Leave out the pictures and copy everything else in the entries exactly.

[Saved entries]
'''

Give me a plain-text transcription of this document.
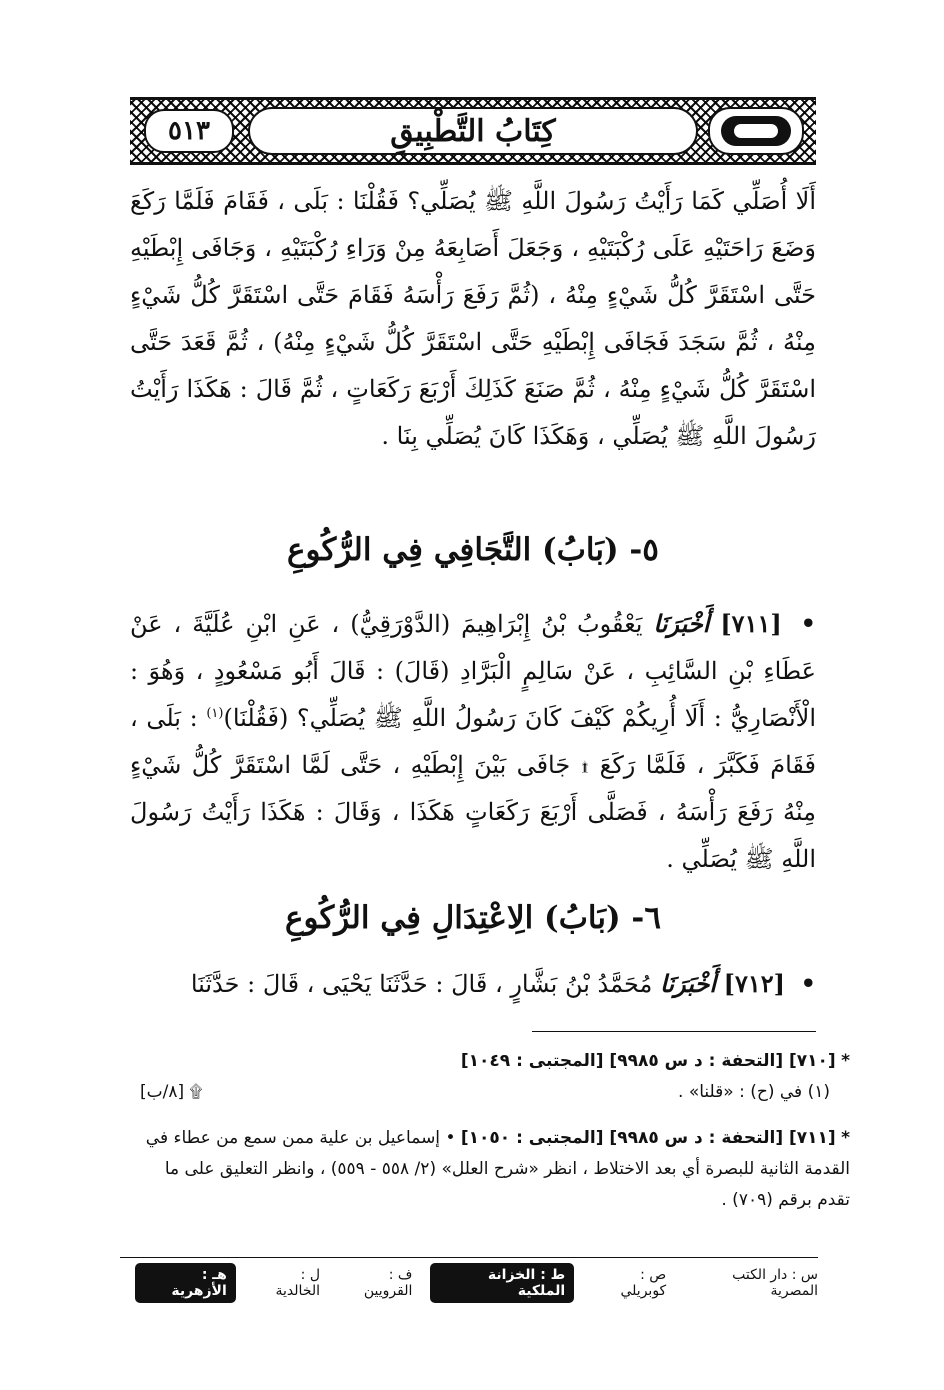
٥١٣	كِتَابُ التَّطْبِيقِ

أَلَا أُصَلِّي كَمَا رَأَيْتُ رَسُولَ اللَّهِ ﷺ يُصَلِّي؟ فَقُلْنَا : بَلَى ، فَقَامَ فَلَمَّا رَكَعَ وَضَعَ رَاحَتَيْهِ عَلَى رُكْبَتَيْهِ ، وَجَعَلَ أَصَابِعَهُ مِنْ وَرَاءِ رُكْبَتَيْهِ ، وَجَافَى إِبْطَيْهِ حَتَّى اسْتَقَرَّ كُلُّ شَيْءٍ مِنْهُ ، (ثُمَّ رَفَعَ رَأْسَهُ فَقَامَ حَتَّى اسْتَقَرَّ كُلُّ شَيْءٍ مِنْهُ ، ثُمَّ سَجَدَ فَجَافَى إِبْطَيْهِ حَتَّى اسْتَقَرَّ كُلُّ شَيْءٍ مِنْهُ) ، ثُمَّ قَعَدَ حَتَّى اسْتَقَرَّ كُلُّ شَيْءٍ مِنْهُ ، ثُمَّ صَنَعَ كَذَلِكَ أَرْبَعَ رَكَعَاتٍ ، ثُمَّ قَالَ : هَكَذَا رَأَيْتُ رَسُولَ اللَّهِ ﷺ يُصَلِّي ، وَهَكَذَا كَانَ يُصَلِّي بِنَا .

٥- (بَابُ) التَّجَافِي فِي الرُّكُوعِ

• [٧١١] أَخْبَرَنَا يَعْقُوبُ بْنُ إِبْرَاهِيمَ (الدَّوْرَقِيُّ) ، عَنِ ابْنِ عُلَيَّةَ ، عَنْ عَطَاءِ بْنِ السَّائِبِ ، عَنْ سَالِمٍ الْبَرَّادِ (قَالَ) : قَالَ أَبُو مَسْعُودٍ ، وَهُوَ : الْأَنْصَارِيُّ : أَلَا أُرِيكُمْ كَيْفَ كَانَ رَسُولُ اللَّهِ ﷺ يُصَلِّي؟ (فَقُلْنَا)$^{(١)}$ : بَلَى ، فَقَامَ فَكَبَّرَ ، فَلَمَّا رَكَعَ ۩ جَافَى بَيْنَ إِبْطَيْهِ ، حَتَّى لَمَّا اسْتَقَرَّ كُلُّ شَيْءٍ مِنْهُ رَفَعَ رَأْسَهُ ، فَصَلَّى أَرْبَعَ رَكَعَاتٍ هَكَذَا ، وَقَالَ : هَكَذَا رَأَيْتُ رَسُولَ اللَّهِ ﷺ يُصَلِّي .

٦- (بَابُ) الِاعْتِدَالِ فِي الرُّكُوعِ

• [٧١٢] أَخْبَرَنَا مُحَمَّدُ بْنُ بَشَّارٍ ، قَالَ : حَدَّثَنَا يَحْيَى ، قَالَ : حَدَّثَنَا

* [٧١٠] [التحفة : د س ٩٩٨٥] [المجتبى : ١٠٤٩]
(١) في (ح) : «قلنا» .
۩ [٨/ب]
* [٧١١] [التحفة : د س ٩٩٨٥] [المجتبى : ١٠٥٠] • إسماعيل بن علية ممن سمع من عطاء في القدمة الثانية للبصرة أي بعد الاختلاط ، انظر «شرح العلل» (٢/ ٥٥٨ - ٥٥٩) ، وانظر التعليق على ما تقدم برقم (٧٠٩) .
س : دار الكتب المصرية
ص : كوبريلي
ط : الخزانة الملكية
ف : القرويين
ل : الخالدية
هـ : الأزهرية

'''

Solved exercise:
Give me a plain-text transcription of this document.
٥١٣	كِتَابُ التَّطْبِيقِ

أَلَا أُصَلِّي كَمَا رَأَيْتُ رَسُولَ اللَّهِ ﷺ يُصَلِّي؟ فَقُلْنَا : بَلَى ، فَقَامَ فَلَمَّا رَكَعَ وَضَعَ رَاحَتَيْهِ عَلَى رُكْبَتَيْهِ ، وَجَعَلَ أَصَابِعَهُ مِنْ وَرَاءِ رُكْبَتَيْهِ ، وَجَافَى إِبْطَيْهِ حَتَّى اسْتَقَرَّ كُلُّ شَيْءٍ مِنْهُ ، (ثُمَّ رَفَعَ رَأْسَهُ فَقَامَ حَتَّى اسْتَقَرَّ كُلُّ شَيْءٍ مِنْهُ ، ثُمَّ سَجَدَ فَجَافَى إِبْطَيْهِ حَتَّى اسْتَقَرَّ كُلُّ شَيْءٍ مِنْهُ) ، ثُمَّ قَعَدَ حَتَّى اسْتَقَرَّ كُلُّ شَيْءٍ مِنْهُ ، ثُمَّ صَنَعَ كَذَلِكَ أَرْبَعَ رَكَعَاتٍ ، ثُمَّ قَالَ : هَكَذَا رَأَيْتُ رَسُولَ اللَّهِ ﷺ يُصَلِّي ، وَهَكَذَا كَانَ يُصَلِّي بِنَا .

٥- (بَابُ) التَّجَافِي فِي الرُّكُوعِ

• [٧١١] أَخْبَرَنَا يَعْقُوبُ بْنُ إِبْرَاهِيمَ (الدَّوْرَقِيُّ) ، عَنِ ابْنِ عُلَيَّةَ ، عَنْ عَطَاءِ بْنِ السَّائِبِ ، عَنْ سَالِمٍ الْبَرَّادِ (قَالَ) : قَالَ أَبُو مَسْعُودٍ ، وَهُوَ : الْأَنْصَارِيُّ : أَلَا أُرِيكُمْ كَيْفَ كَانَ رَسُولُ اللَّهِ ﷺ يُصَلِّي؟ (فَقُلْنَا)$^{(١)}$ : بَلَى ، فَقَامَ فَكَبَّرَ ، فَلَمَّا رَكَعَ ۩ جَافَى بَيْنَ إِبْطَيْهِ ، حَتَّى لَمَّا اسْتَقَرَّ كُلُّ شَيْءٍ مِنْهُ رَفَعَ رَأْسَهُ ، فَصَلَّى أَرْبَعَ رَكَعَاتٍ هَكَذَا ، وَقَالَ : هَكَذَا رَأَيْتُ رَسُولَ اللَّهِ ﷺ يُصَلِّي .

٦- (بَابُ) الِاعْتِدَالِ فِي الرُّكُوعِ

• [٧١٢] أَخْبَرَنَا مُحَمَّدُ بْنُ بَشَّارٍ ، قَالَ : حَدَّثَنَا يَحْيَى ، قَالَ : حَدَّثَنَا

* [٧١٠] [التحفة : د س ٩٩٨٥] [المجتبى : ١٠٤٩]
(١) في (ح) : «قلنا» .
۩ [٨/ب]
* [٧١١] [التحفة : د س ٩٩٨٥] [المجتبى : ١٠٥٠] • إسماعيل بن علية ممن سمع من عطاء في القدمة الثانية للبصرة أي بعد الاختلاط ، انظر «شرح العلل» (٢/ ٥٥٨ - ٥٥٩) ، وانظر التعليق على ما تقدم برقم (٧٠٩) .
س : دار الكتب المصرية
ص : كوبريلي
ط : الخزانة الملكية
ف : القرويين
ل : الخالدية
هـ : الأزهرية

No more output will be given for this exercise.